= Task objective =
Go through the listing and pick out each line with the word "this" in it.

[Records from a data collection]
# # # # #
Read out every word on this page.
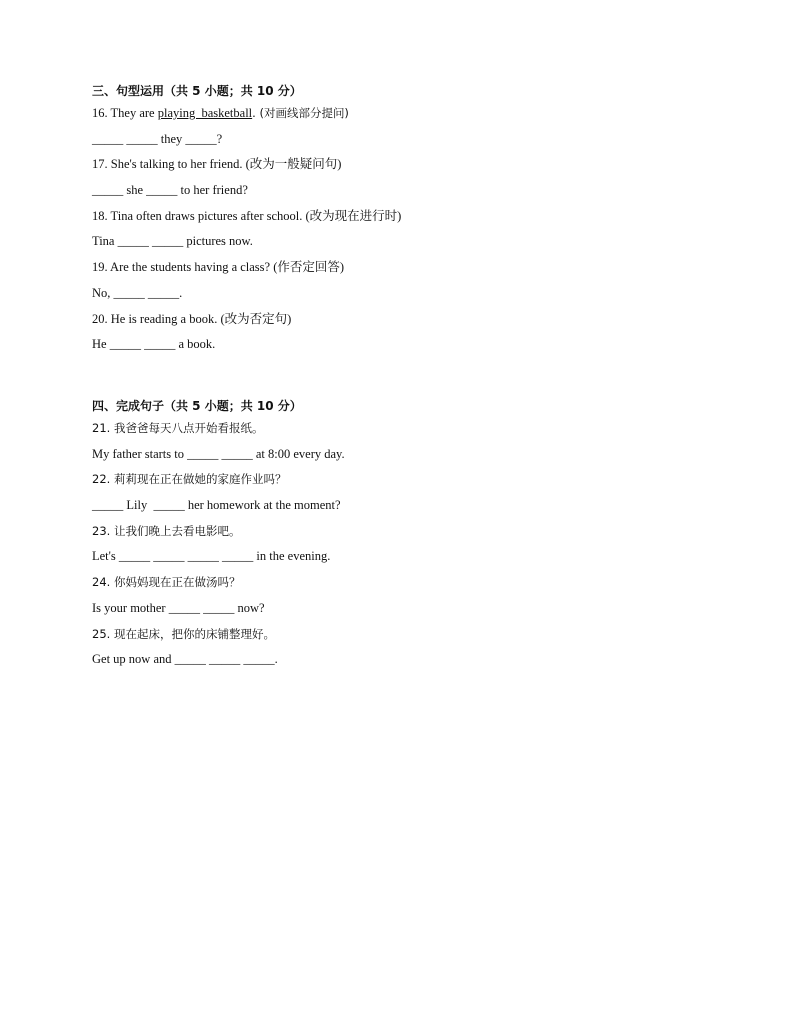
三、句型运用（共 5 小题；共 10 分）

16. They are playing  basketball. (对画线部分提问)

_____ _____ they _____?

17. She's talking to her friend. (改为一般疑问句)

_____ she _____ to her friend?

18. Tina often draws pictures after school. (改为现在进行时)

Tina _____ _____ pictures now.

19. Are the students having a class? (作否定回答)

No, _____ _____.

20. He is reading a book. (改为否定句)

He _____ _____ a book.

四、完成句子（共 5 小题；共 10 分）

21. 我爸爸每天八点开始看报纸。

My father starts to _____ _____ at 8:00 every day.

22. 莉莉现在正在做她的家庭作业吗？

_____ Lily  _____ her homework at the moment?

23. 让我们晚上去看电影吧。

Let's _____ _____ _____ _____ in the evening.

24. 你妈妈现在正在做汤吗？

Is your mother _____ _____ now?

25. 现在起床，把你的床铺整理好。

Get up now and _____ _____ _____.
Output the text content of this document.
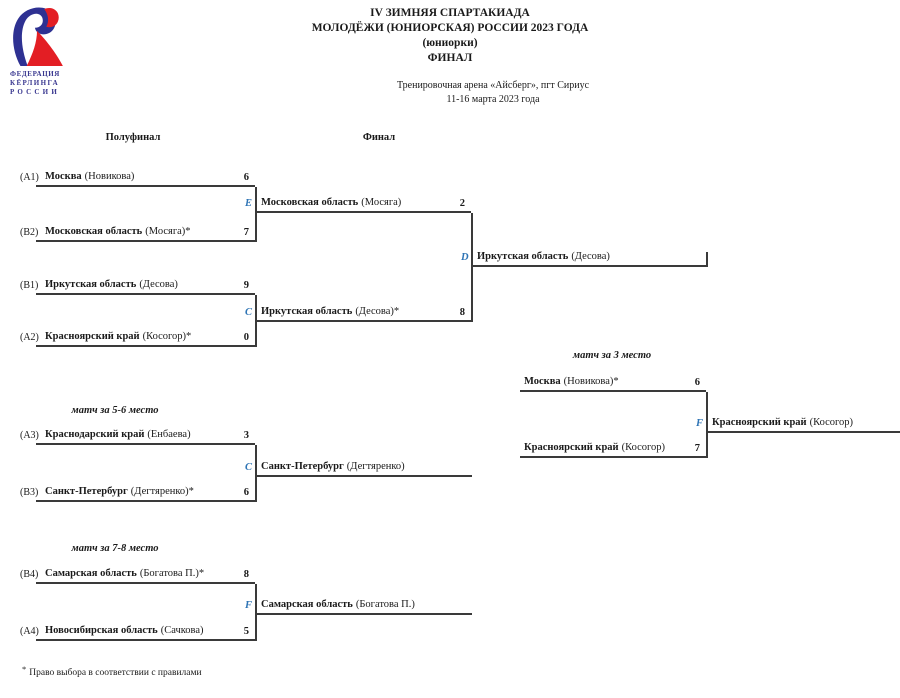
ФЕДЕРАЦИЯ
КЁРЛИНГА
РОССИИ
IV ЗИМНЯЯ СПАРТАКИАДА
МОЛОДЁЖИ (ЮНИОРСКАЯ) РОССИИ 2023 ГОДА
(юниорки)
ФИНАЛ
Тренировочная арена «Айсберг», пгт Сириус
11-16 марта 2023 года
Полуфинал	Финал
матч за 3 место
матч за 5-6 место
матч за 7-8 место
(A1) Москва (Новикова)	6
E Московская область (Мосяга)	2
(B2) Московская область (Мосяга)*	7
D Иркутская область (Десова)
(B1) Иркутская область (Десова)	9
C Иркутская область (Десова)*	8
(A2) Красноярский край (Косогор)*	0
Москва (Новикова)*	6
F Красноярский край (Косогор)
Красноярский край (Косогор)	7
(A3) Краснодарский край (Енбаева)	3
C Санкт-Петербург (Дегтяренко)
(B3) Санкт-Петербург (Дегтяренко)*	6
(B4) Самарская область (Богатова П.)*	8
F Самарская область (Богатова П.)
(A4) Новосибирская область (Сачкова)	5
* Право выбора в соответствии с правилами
# # # # #
= Worked answer =
Read out every word on this page.
Output the text content of this document.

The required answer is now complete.